• Source material:
>> Start
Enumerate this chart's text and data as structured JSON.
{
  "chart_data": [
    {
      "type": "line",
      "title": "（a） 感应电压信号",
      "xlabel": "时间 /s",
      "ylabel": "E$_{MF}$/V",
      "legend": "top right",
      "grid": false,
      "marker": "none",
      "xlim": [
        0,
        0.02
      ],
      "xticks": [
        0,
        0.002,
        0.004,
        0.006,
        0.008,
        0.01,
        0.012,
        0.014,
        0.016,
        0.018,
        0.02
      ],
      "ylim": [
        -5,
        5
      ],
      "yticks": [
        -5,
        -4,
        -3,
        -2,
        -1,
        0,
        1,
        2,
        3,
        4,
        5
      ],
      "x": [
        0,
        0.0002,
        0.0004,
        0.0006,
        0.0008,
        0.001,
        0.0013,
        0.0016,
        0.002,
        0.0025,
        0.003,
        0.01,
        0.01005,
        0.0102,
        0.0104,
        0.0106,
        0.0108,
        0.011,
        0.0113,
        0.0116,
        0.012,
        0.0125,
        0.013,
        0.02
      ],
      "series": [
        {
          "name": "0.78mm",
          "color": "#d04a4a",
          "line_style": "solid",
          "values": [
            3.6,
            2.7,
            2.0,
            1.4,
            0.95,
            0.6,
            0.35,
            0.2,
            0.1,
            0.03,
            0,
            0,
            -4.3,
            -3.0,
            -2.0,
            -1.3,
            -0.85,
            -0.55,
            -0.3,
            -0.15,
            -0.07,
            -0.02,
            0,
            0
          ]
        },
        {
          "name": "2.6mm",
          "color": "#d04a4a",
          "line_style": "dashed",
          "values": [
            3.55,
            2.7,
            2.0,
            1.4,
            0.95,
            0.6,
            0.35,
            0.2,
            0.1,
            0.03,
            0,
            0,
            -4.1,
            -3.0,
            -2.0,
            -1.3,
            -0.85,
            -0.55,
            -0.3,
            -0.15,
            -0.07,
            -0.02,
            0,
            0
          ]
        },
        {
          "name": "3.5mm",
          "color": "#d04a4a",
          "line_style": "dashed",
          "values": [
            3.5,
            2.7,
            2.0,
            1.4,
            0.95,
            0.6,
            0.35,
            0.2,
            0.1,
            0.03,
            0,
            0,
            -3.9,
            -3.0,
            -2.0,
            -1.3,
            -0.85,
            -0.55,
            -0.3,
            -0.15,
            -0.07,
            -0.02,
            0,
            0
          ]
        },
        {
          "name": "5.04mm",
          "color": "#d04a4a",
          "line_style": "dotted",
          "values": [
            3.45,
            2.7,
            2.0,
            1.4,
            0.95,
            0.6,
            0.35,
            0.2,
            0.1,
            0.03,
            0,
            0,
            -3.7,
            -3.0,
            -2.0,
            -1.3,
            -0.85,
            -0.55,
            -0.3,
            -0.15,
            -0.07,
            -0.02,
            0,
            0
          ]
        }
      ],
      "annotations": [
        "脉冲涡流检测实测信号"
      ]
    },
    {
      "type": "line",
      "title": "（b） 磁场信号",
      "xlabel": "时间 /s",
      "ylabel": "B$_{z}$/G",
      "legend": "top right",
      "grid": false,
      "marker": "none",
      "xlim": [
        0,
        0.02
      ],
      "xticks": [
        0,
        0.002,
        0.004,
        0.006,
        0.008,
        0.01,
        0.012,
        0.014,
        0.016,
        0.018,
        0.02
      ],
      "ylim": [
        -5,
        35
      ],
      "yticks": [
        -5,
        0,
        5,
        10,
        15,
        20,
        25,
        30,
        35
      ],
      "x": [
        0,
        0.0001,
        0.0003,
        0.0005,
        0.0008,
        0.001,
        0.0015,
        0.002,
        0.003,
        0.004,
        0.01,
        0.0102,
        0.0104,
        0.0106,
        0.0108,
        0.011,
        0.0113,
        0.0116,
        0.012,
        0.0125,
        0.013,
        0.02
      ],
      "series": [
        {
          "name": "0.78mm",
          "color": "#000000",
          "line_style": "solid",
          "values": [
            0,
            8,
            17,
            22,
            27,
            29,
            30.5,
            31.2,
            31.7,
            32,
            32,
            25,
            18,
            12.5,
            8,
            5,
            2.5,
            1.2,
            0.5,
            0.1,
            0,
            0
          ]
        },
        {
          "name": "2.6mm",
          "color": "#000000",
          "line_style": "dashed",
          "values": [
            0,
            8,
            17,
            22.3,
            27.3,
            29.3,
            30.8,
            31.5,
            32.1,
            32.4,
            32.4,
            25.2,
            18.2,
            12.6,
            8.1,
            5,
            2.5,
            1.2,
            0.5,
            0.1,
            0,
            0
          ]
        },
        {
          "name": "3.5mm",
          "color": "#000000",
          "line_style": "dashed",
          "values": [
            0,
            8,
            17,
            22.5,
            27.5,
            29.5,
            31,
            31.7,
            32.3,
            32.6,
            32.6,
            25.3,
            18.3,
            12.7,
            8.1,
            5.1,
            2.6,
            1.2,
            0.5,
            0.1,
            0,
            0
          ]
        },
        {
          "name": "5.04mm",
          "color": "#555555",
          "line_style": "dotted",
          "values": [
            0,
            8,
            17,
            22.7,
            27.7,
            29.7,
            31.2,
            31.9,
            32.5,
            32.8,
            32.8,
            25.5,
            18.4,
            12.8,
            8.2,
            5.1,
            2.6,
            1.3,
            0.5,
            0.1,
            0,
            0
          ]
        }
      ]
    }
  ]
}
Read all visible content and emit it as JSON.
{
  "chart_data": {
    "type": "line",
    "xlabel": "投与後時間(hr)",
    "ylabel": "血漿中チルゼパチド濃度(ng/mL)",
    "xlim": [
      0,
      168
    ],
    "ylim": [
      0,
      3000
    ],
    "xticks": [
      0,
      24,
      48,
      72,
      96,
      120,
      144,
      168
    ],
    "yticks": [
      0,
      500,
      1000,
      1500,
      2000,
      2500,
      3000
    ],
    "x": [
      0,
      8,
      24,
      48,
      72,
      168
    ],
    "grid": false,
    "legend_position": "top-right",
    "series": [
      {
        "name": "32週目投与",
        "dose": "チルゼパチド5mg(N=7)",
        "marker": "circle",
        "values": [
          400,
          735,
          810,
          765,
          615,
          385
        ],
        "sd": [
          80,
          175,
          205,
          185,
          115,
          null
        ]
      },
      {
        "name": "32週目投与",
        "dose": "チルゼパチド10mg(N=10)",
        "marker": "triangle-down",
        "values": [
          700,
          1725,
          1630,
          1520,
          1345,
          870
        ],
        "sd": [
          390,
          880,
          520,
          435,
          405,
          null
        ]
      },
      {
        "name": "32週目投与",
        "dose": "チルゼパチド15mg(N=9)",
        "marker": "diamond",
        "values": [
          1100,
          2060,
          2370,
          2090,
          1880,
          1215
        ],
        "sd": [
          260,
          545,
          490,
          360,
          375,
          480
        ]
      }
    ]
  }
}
>> End
• What you are asked to do:
Reproduce the records above exactly as they appear.

• Result of the exercise:
Enumerate this chart's text and data as structured JSON.
{
  "chart_data": [
    {
      "type": "line",
      "title": "（a） 感应电压信号",
      "xlabel": "时间 /s",
      "ylabel": "E$_{MF}$/V",
      "legend": "top right",
      "grid": false,
      "marker": "none",
      "xlim": [
        0,
        0.02
      ],
      "xticks": [
        0,
        0.002,
        0.004,
        0.006,
        0.008,
        0.01,
        0.012,
        0.014,
        0.016,
        0.018,
        0.02
      ],
      "ylim": [
        -5,
        5
      ],
      "yticks": [
        -5,
        -4,
        -3,
        -2,
        -1,
        0,
        1,
        2,
        3,
        4,
        5
      ],
      "x": [
        0,
        0.0002,
        0.0004,
        0.0006,
        0.0008,
        0.001,
        0.0013,
        0.0016,
        0.002,
        0.0025,
        0.003,
        0.01,
        0.01005,
        0.0102,
        0.0104,
        0.0106,
        0.0108,
        0.011,
        0.0113,
        0.0116,
        0.012,
        0.0125,
        0.013,
        0.02
      ],
      "series": [
        {
          "name": "0.78mm",
          "color": "#d04a4a",
          "line_style": "solid",
          "values": [
            3.6,
            2.7,
            2.0,
            1.4,
            0.95,
            0.6,
            0.35,
            0.2,
            0.1,
            0.03,
            0,
            0,
            -4.3,
            -3.0,
            -2.0,
            -1.3,
            -0.85,
            -0.55,
            -0.3,
            -0.15,
            -0.07,
            -0.02,
            0,
            0
          ]
        },
        {
          "name": "2.6mm",
          "color": "#d04a4a",
          "line_style": "dashed",
          "values": [
            3.55,
            2.7,
            2.0,
            1.4,
            0.95,
            0.6,
            0.35,
            0.2,
            0.1,
            0.03,
            0,
            0,
            -4.1,
            -3.0,
            -2.0,
            -1.3,
            -0.85,
            -0.55,
            -0.3,
            -0.15,
            -0.07,
            -0.02,
            0,
            0
          ]
        },
        {
          "name": "3.5mm",
          "color": "#d04a4a",
          "line_style": "dashed",
          "values": [
            3.5,
            2.7,
            2.0,
            1.4,
            0.95,
            0.6,
            0.35,
            0.2,
            0.1,
            0.03,
            0,
            0,
            -3.9,
            -3.0,
            -2.0,
            -1.3,
            -0.85,
            -0.55,
            -0.3,
            -0.15,
            -0.07,
            -0.02,
            0,
            0
          ]
        },
        {
          "name": "5.04mm",
          "color": "#d04a4a",
          "line_style": "dotted",
          "values": [
            3.45,
            2.7,
            2.0,
            1.4,
            0.95,
            0.6,
            0.35,
            0.2,
            0.1,
            0.03,
            0,
            0,
            -3.7,
            -3.0,
            -2.0,
            -1.3,
            -0.85,
            -0.55,
            -0.3,
            -0.15,
            -0.07,
            -0.02,
            0,
            0
          ]
        }
      ],
      "annotations": [
        "脉冲涡流检测实测信号"
      ]
    },
    {
      "type": "line",
      "title": "（b） 磁场信号",
      "xlabel": "时间 /s",
      "ylabel": "B$_{z}$/G",
      "legend": "top right",
      "grid": false,
      "marker": "none",
      "xlim": [
        0,
        0.02
      ],
      "xticks": [
        0,
        0.002,
        0.004,
        0.006,
        0.008,
        0.01,
        0.012,
        0.014,
        0.016,
        0.018,
        0.02
      ],
      "ylim": [
        -5,
        35
      ],
      "yticks": [
        -5,
        0,
        5,
        10,
        15,
        20,
        25,
        30,
        35
      ],
      "x": [
        0,
        0.0001,
        0.0003,
        0.0005,
        0.0008,
        0.001,
        0.0015,
        0.002,
        0.003,
        0.004,
        0.01,
        0.0102,
        0.0104,
        0.0106,
        0.0108,
        0.011,
        0.0113,
        0.0116,
        0.012,
        0.0125,
        0.013,
        0.02
      ],
      "series": [
        {
          "name": "0.78mm",
          "color": "#000000",
          "line_style": "solid",
          "values": [
            0,
            8,
            17,
            22,
            27,
            29,
            30.5,
            31.2,
            31.7,
            32,
            32,
            25,
            18,
            12.5,
            8,
            5,
            2.5,
            1.2,
            0.5,
            0.1,
            0,
            0
          ]
        },
        {
          "name": "2.6mm",
          "color": "#000000",
          "line_style": "dashed",
          "values": [
            0,
            8,
            17,
            22.3,
            27.3,
            29.3,
            30.8,
            31.5,
            32.1,
            32.4,
            32.4,
            25.2,
            18.2,
            12.6,
            8.1,
            5,
            2.5,
            1.2,
            0.5,
            0.1,
            0,
            0
          ]
        },
        {
          "name": "3.5mm",
          "color": "#000000",
          "line_style": "dashed",
          "values": [
            0,
            8,
            17,
            22.5,
            27.5,
            29.5,
            31,
            31.7,
            32.3,
            32.6,
            32.6,
            25.3,
            18.3,
            12.7,
            8.1,
            5.1,
            2.6,
            1.2,
            0.5,
            0.1,
            0,
            0
          ]
        },
        {
          "name": "5.04mm",
          "color": "#555555",
          "line_style": "dotted",
          "values": [
            0,
            8,
            17,
            22.7,
            27.7,
            29.7,
            31.2,
            31.9,
            32.5,
            32.8,
            32.8,
            25.5,
            18.4,
            12.8,
            8.2,
            5.1,
            2.6,
            1.3,
            0.5,
            0.1,
            0,
            0
          ]
        }
      ]
    }
  ]
}
Read all visible content and emit it as JSON.
{
  "chart_data": {
    "type": "line",
    "xlabel": "投与後時間(hr)",
    "ylabel": "血漿中チルゼパチド濃度(ng/mL)",
    "xlim": [
      0,
      168
    ],
    "ylim": [
      0,
      3000
    ],
    "xticks": [
      0,
      24,
      48,
      72,
      96,
      120,
      144,
      168
    ],
    "yticks": [
      0,
      500,
      1000,
      1500,
      2000,
      2500,
      3000
    ],
    "x": [
      0,
      8,
      24,
      48,
      72,
      168
    ],
    "grid": false,
    "legend_position": "top-right",
    "series": [
      {
        "name": "32週目投与",
        "dose": "チルゼパチド5mg(N=7)",
        "marker": "circle",
        "values": [
          400,
          735,
          810,
          765,
          615,
          385
        ],
        "sd": [
          80,
          175,
          205,
          185,
          115,
          null
        ]
      },
      {
        "name": "32週目投与",
        "dose": "チルゼパチド10mg(N=10)",
        "marker": "triangle-down",
        "values": [
          700,
          1725,
          1630,
          1520,
          1345,
          870
        ],
        "sd": [
          390,
          880,
          520,
          435,
          405,
          null
        ]
      },
      {
        "name": "32週目投与",
        "dose": "チルゼパチド15mg(N=9)",
        "marker": "diamond",
        "values": [
          1100,
          2060,
          2370,
          2090,
          1880,
          1215
        ],
        "sd": [
          260,
          545,
          490,
          360,
          375,
          480
        ]
      }
    ]
  }
}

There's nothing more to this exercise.